Texto propuesto
##############################
En cierto sentido, tuve una infancia sin religión. La Pascua significaba conejitos de chocolate; la Navidad significaba regalos. Sin embargo, aunque solo recuerdo unos pocos de los regalos que recibí con el paso de los años, sí recuerdo de forma vívida la celebración de las fiestas. Galletas de azúcar y muñecos de jengibre que nunca se hacían en otra época del año. Poner el árbol el día después de Acción de Gracias: nada de bobadas de andar esperando hasta el último momento (sí, era un árbol artificial, no tan auténtico pero menos lioso. Mientras que había familias con la tradición de salir a escoger el árbol y traerlo a casa, la de nuestra familia era «ayuda a papá a montar el árbol»).

Por la noche, a veces me metía debajo del árbol y miraba hacia arriba entre las ramas engalanadas con minúsculas luces de colores; o me sentaba en la oscuridad y observaba cómo los colores salpicaban las paredes y el techo, emplumados con las sombras de las agujas de las ramas. Hacía que me doliese el alma con aquella belleza y con una sensación de asombro y sobrecogimiento que no era capaz de convertir en palabras.
##############################
Datos enumerados
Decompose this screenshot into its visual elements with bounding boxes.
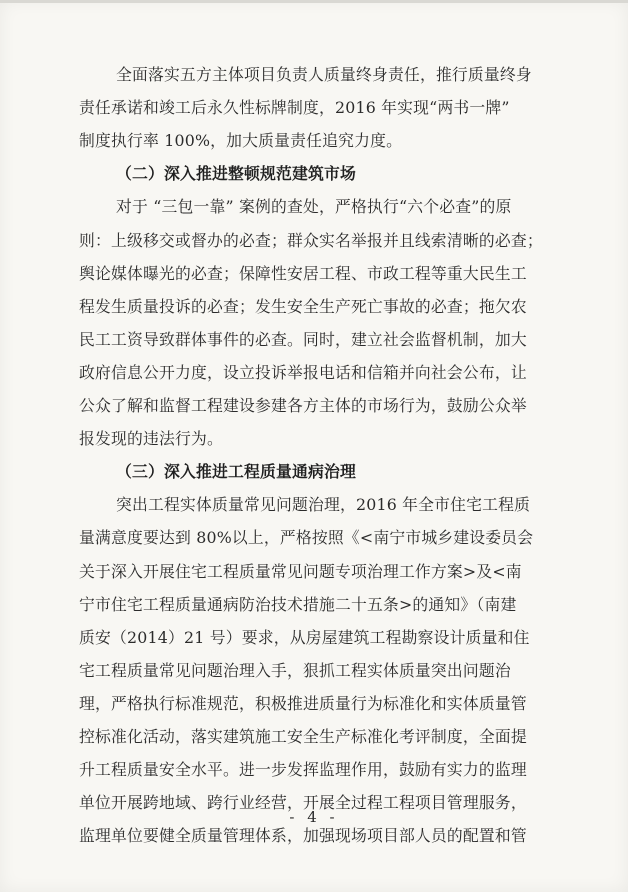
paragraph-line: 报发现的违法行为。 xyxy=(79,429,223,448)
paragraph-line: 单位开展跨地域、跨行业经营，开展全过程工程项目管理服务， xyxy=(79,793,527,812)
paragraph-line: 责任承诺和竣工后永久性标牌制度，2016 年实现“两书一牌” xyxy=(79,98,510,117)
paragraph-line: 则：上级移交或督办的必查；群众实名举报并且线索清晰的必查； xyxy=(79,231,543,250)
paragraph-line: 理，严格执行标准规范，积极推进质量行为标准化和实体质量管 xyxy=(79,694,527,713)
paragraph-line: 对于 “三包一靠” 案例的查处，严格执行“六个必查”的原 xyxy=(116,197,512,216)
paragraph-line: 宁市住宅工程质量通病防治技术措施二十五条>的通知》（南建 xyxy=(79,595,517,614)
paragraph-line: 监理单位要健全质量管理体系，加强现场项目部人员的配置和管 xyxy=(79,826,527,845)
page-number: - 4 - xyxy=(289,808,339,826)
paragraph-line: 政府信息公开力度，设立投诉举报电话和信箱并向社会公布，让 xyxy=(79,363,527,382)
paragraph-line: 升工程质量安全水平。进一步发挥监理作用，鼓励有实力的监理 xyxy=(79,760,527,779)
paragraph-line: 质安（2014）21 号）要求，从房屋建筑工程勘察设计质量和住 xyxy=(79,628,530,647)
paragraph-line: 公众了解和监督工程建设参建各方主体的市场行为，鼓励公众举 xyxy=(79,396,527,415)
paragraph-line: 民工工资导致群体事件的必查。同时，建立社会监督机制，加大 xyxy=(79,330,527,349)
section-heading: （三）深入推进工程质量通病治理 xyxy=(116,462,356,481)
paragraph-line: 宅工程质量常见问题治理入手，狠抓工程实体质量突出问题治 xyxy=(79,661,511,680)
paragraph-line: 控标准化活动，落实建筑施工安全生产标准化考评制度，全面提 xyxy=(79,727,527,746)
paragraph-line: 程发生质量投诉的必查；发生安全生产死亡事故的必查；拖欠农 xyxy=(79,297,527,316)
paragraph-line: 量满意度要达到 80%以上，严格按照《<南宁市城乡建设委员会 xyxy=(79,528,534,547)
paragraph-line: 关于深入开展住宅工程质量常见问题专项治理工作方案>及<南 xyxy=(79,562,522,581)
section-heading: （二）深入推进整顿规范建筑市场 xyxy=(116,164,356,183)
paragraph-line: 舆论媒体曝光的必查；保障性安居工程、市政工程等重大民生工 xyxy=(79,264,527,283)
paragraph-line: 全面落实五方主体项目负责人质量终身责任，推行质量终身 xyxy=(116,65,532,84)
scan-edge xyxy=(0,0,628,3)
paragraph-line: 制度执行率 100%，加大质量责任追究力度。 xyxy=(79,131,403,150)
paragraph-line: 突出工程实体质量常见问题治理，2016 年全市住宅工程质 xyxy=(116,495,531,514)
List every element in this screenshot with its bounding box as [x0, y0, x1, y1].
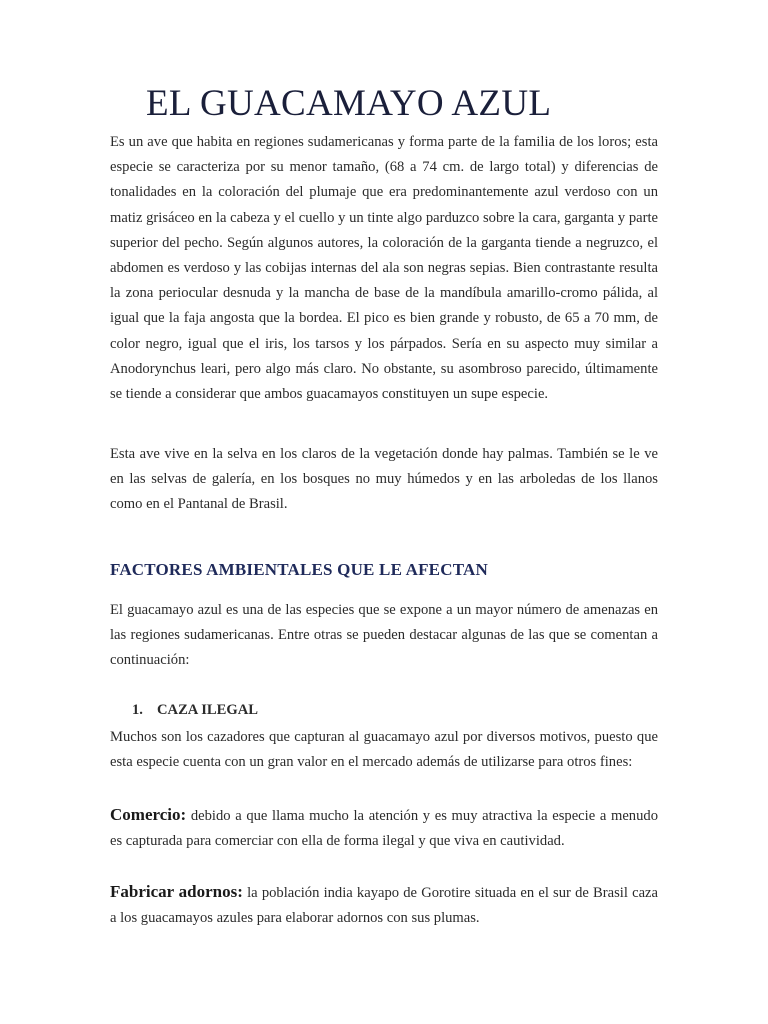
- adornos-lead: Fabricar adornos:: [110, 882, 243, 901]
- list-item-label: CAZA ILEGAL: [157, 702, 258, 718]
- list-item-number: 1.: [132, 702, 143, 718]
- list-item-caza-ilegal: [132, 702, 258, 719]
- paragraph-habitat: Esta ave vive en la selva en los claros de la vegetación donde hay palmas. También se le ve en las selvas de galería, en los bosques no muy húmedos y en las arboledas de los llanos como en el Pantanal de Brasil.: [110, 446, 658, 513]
##############################
Consigna 1
Enumera todas las festividades que se nombran en el texto.
Consigna 2
Responde brevemente, según el texto:
(a) ¿Qué día se ponía el árbol?
(b) ¿Qué tipo de árbol era?
(c) ¿Dónde se metía a veces por la noche quien narra?
Consigna 3
Transcribe el pasaje del texto que comienza en "Por la noche, a" y termina en "convertir en palabras.".

Respuesta completa 1
Pascua, Navidad y Acción de Gracias.

Respuesta completa 2
(a) El día después de Acción de Gracias.
(b) Un árbol artificial.
(c) Debajo del árbol.

Respuesta completa 3
Por la noche, a veces me metía debajo del árbol y miraba hacia arriba entre las ramas engalanadas con minúsculas luces de colores; o me sentaba en la oscuridad y observaba cómo los colores salpicaban las paredes y el techo, emplumados con las sombras de las agujas de las ramas. Hacía que me doliese el alma con aquella belleza y con una sensación de asombro y sobrecogimiento que no era capaz de convertir en palabras.